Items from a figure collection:
▼▼▼
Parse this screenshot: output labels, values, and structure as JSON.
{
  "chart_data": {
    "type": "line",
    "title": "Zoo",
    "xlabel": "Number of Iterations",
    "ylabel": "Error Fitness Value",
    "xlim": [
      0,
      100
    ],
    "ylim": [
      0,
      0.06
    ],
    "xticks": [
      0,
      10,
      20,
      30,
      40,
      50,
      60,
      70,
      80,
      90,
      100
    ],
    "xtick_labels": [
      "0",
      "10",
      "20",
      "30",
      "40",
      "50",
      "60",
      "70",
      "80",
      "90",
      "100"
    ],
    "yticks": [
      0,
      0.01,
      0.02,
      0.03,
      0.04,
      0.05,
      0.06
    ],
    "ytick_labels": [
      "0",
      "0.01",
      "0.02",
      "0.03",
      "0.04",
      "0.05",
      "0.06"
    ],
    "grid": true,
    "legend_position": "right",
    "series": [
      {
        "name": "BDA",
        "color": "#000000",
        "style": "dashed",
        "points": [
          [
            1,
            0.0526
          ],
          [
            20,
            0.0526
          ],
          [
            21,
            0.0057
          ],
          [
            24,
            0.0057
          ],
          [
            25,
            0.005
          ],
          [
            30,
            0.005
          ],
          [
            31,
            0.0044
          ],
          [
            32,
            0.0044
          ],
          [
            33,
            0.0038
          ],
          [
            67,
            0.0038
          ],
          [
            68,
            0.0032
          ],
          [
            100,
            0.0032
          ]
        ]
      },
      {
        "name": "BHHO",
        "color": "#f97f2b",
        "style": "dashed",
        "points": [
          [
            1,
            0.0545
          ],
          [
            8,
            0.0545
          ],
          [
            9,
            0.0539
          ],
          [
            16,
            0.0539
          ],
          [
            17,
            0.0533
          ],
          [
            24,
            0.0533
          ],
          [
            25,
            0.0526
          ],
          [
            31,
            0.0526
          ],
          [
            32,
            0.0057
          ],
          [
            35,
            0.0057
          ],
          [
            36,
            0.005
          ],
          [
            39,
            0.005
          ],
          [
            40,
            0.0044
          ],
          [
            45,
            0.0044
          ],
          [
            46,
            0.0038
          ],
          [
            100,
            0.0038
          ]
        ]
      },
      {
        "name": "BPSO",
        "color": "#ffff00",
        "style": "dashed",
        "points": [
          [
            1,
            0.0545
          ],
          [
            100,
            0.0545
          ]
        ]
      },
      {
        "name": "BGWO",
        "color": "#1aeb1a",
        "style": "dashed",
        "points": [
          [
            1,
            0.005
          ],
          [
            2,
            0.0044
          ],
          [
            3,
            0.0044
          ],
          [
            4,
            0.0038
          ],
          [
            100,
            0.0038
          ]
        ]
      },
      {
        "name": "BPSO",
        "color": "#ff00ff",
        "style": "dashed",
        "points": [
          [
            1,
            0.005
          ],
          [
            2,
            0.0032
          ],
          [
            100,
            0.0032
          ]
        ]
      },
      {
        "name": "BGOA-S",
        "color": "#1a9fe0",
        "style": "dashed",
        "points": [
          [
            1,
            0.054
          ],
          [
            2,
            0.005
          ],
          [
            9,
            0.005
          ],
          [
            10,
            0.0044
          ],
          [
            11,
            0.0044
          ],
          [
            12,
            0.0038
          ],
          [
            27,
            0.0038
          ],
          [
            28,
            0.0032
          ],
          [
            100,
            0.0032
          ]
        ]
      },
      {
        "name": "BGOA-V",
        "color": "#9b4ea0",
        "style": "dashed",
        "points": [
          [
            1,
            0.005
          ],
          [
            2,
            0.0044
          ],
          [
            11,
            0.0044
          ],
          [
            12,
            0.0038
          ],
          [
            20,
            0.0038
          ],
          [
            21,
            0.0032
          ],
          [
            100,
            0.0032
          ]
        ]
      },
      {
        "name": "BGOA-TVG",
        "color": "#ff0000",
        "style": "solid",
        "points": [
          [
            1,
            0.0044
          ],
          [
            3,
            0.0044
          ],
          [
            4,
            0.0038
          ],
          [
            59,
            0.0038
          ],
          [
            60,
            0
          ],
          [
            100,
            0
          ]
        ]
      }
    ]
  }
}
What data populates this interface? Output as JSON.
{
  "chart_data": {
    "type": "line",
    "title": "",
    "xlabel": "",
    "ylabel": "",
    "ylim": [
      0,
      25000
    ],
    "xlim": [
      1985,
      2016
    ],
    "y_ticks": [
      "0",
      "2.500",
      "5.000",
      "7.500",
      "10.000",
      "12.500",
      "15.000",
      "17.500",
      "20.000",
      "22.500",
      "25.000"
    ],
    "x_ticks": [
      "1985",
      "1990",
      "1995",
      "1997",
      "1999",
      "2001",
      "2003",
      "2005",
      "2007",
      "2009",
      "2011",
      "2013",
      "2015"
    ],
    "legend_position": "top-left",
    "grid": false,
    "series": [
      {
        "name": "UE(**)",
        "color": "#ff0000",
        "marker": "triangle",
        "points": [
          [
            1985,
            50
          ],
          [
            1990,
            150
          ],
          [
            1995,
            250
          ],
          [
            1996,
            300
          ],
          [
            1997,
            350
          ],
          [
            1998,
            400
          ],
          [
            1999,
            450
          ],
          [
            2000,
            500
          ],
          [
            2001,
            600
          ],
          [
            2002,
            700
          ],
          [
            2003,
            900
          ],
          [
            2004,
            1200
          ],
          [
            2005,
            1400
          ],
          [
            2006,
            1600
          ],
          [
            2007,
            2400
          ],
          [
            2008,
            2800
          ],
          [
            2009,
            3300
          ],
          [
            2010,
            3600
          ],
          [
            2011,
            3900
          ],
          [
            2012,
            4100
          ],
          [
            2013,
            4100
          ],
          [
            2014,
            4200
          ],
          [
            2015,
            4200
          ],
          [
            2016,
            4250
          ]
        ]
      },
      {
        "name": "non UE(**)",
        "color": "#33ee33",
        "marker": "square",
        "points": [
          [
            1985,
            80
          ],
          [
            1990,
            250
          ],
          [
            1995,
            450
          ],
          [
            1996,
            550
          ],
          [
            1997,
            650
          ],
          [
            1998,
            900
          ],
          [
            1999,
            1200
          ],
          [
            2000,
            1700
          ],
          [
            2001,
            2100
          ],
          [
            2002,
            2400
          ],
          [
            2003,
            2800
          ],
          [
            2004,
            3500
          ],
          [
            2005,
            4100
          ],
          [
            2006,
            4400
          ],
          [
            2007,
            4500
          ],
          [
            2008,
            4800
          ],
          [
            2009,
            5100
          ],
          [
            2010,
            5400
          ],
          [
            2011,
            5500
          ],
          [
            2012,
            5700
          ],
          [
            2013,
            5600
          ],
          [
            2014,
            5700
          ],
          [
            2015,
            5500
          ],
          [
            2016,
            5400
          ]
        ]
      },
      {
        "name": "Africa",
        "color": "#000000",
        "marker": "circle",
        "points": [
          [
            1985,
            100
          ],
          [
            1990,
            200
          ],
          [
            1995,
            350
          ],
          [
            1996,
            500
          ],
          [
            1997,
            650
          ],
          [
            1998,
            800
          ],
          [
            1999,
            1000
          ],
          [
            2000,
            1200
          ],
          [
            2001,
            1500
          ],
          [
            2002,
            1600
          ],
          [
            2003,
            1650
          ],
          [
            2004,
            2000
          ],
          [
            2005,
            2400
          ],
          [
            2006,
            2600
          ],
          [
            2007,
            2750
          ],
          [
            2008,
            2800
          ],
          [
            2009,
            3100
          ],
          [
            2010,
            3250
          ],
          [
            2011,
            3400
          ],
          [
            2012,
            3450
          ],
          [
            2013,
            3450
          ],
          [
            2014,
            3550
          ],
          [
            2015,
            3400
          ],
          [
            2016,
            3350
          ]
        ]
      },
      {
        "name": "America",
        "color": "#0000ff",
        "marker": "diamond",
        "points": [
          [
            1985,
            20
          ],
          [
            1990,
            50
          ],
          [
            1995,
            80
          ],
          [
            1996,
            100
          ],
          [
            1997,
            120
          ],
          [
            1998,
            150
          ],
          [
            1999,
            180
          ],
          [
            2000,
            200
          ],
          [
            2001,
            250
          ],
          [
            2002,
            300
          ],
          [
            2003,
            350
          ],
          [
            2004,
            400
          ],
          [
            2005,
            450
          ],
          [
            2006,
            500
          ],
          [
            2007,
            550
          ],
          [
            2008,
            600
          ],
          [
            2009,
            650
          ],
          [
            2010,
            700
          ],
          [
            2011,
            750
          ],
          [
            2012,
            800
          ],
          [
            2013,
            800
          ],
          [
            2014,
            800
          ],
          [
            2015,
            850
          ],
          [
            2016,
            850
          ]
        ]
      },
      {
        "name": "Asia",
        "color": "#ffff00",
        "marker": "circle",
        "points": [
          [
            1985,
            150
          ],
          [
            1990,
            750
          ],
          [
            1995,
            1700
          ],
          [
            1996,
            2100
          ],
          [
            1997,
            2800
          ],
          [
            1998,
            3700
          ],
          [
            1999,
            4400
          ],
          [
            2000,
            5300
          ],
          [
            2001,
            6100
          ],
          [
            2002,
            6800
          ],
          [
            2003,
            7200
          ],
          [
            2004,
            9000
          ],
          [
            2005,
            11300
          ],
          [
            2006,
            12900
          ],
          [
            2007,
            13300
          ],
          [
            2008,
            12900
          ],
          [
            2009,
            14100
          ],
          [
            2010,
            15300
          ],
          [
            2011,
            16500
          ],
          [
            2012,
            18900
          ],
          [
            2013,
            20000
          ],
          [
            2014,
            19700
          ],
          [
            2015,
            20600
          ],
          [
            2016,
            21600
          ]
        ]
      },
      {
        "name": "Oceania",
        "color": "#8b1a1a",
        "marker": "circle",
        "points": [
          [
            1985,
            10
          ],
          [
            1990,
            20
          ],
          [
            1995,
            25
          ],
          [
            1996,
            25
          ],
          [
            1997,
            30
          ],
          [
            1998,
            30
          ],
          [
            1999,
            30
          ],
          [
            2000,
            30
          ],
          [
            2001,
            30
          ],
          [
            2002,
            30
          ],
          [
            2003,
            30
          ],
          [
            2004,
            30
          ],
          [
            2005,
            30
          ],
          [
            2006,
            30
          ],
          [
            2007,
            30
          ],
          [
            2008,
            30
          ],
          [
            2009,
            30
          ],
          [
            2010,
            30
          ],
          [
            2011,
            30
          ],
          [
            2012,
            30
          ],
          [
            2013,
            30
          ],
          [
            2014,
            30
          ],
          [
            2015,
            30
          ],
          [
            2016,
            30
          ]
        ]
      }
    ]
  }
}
▲▲▲
— Given problem —
Of the lines in this listing, report how many contain the string "JSON", and give the number only.

— Correct output —
2